EXERCISE BRIEF:
Repeat every line of the listing below exactly, minus the pictures.

DATA TO USE:
## start

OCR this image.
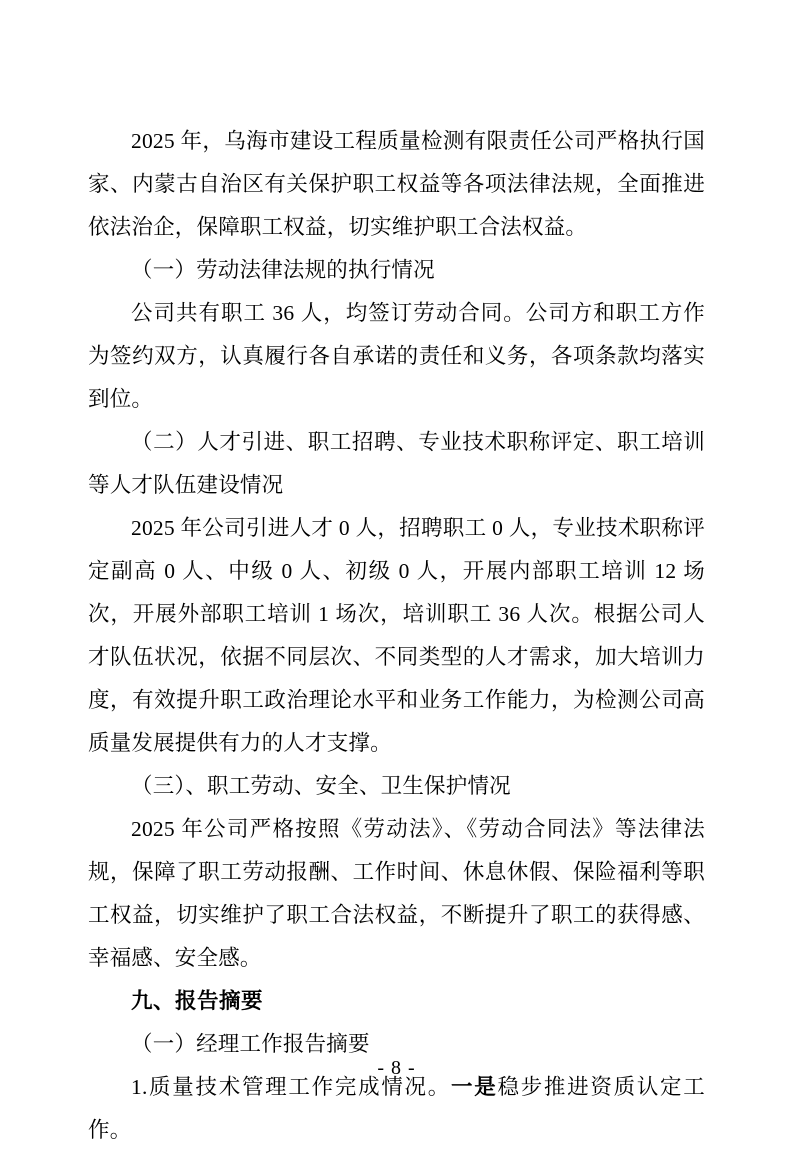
2025 年，乌海市建设工程质量检测有限责任公司严格执行国家、内蒙古自治区有关保护职工权益等各项法律法规，全面推进依法治企，保障职工权益，切实维护职工合法权益。

（一）劳动法律法规的执行情况

公司共有职工 36 人，均签订劳动合同。公司方和职工方作为签约双方，认真履行各自承诺的责任和义务，各项条款均落实到位。

（二）人才引进、职工招聘、专业技术职称评定、职工培训等人才队伍建设情况

2025 年公司引进人才 0 人，招聘职工 0 人，专业技术职称评定副高 0 人、中级 0 人、初级 0 人，开展内部职工培训 12 场次，开展外部职工培训 1 场次，培训职工 36 人次。根据公司人才队伍状况，依据不同层次、不同类型的人才需求，加大培训力度，有效提升职工政治理论水平和业务工作能力，为检测公司高质量发展提供有力的人才支撑。

（三）、职工劳动、安全、卫生保护情况

2025 年公司严格按照《劳动法》、《劳动合同法》等法律法规，保障了职工劳动报酬、工作时间、休息休假、保险福利等职工权益，切实维护了职工合法权益，不断提升了职工的获得感、幸福感、安全感。

九、报告摘要

（一）经理工作报告摘要

1.质量技术管理工作完成情况。一是稳步推进资质认定工作。

- 8 -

## end

COMPLETED EXERCISE:
OCR this image.
2025 年，乌海市建设工程质量检测有限责任公司严格执行国家、内蒙古自治区有关保护职工权益等各项法律法规，全面推进依法治企，保障职工权益，切实维护职工合法权益。

（一）劳动法律法规的执行情况

公司共有职工 36 人，均签订劳动合同。公司方和职工方作为签约双方，认真履行各自承诺的责任和义务，各项条款均落实到位。

（二）人才引进、职工招聘、专业技术职称评定、职工培训等人才队伍建设情况

2025 年公司引进人才 0 人，招聘职工 0 人，专业技术职称评定副高 0 人、中级 0 人、初级 0 人，开展内部职工培训 12 场次，开展外部职工培训 1 场次，培训职工 36 人次。根据公司人才队伍状况，依据不同层次、不同类型的人才需求，加大培训力度，有效提升职工政治理论水平和业务工作能力，为检测公司高质量发展提供有力的人才支撑。

（三）、职工劳动、安全、卫生保护情况

2025 年公司严格按照《劳动法》、《劳动合同法》等法律法规，保障了职工劳动报酬、工作时间、休息休假、保险福利等职工权益，切实维护了职工合法权益，不断提升了职工的获得感、幸福感、安全感。

九、报告摘要

（一）经理工作报告摘要

1.质量技术管理工作完成情况。一是稳步推进资质认定工作。

- 8 -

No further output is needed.